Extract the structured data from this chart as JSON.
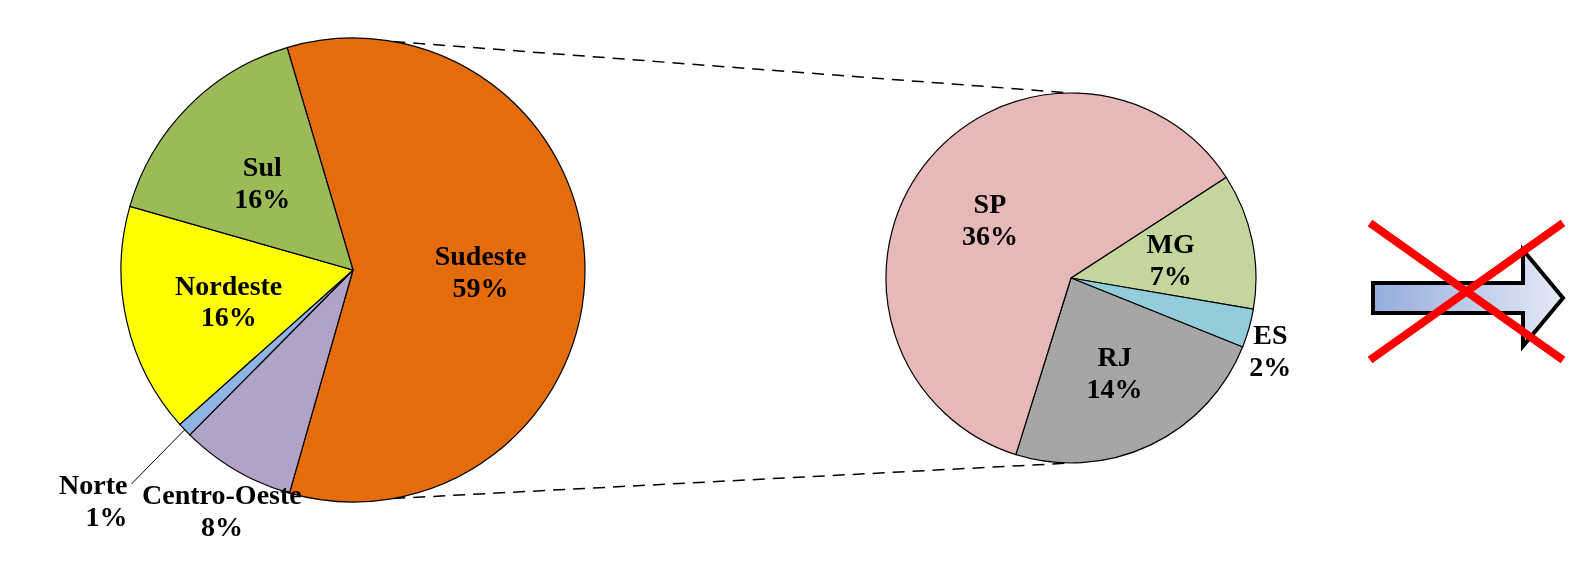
{
  "chart_data": [
    {
      "type": "pie",
      "categories": [
        "Sudeste",
        "Centro-Oeste",
        "Norte",
        "Nordeste",
        "Sul"
      ],
      "values": [
        59,
        8,
        1,
        16,
        16
      ],
      "colors": [
        "#e46c0a",
        "#b3a2c7",
        "#8eb4e3",
        "#ffff00",
        "#9bbb59"
      ],
      "value_labels": [
        "59%",
        "8%",
        "1%",
        "16%",
        "16%"
      ]
    },
    {
      "type": "pie",
      "categories": [
        "MG",
        "ES",
        "RJ",
        "SP"
      ],
      "values": [
        7,
        2,
        14,
        36
      ],
      "colors": [
        "#c3d69b",
        "#93cddd",
        "#a6a6a6",
        "#e6b9b8"
      ],
      "value_labels": [
        "7%",
        "2%",
        "14%",
        "36%"
      ]
    }
  ]
}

☆ ☆ ☆ ☆

— Aim —
Leave out the pictures and copy everything else in the records word for word.

— Exercise response —
Extract the structured data from this chart as JSON.
{
  "chart_data": [
    {
      "type": "pie",
      "categories": [
        "Sudeste",
        "Centro-Oeste",
        "Norte",
        "Nordeste",
        "Sul"
      ],
      "values": [
        59,
        8,
        1,
        16,
        16
      ],
      "colors": [
        "#e46c0a",
        "#b3a2c7",
        "#8eb4e3",
        "#ffff00",
        "#9bbb59"
      ],
      "value_labels": [
        "59%",
        "8%",
        "1%",
        "16%",
        "16%"
      ]
    },
    {
      "type": "pie",
      "categories": [
        "MG",
        "ES",
        "RJ",
        "SP"
      ],
      "values": [
        7,
        2,
        14,
        36
      ],
      "colors": [
        "#c3d69b",
        "#93cddd",
        "#a6a6a6",
        "#e6b9b8"
      ],
      "value_labels": [
        "7%",
        "2%",
        "14%",
        "36%"
      ]
    }
  ]
}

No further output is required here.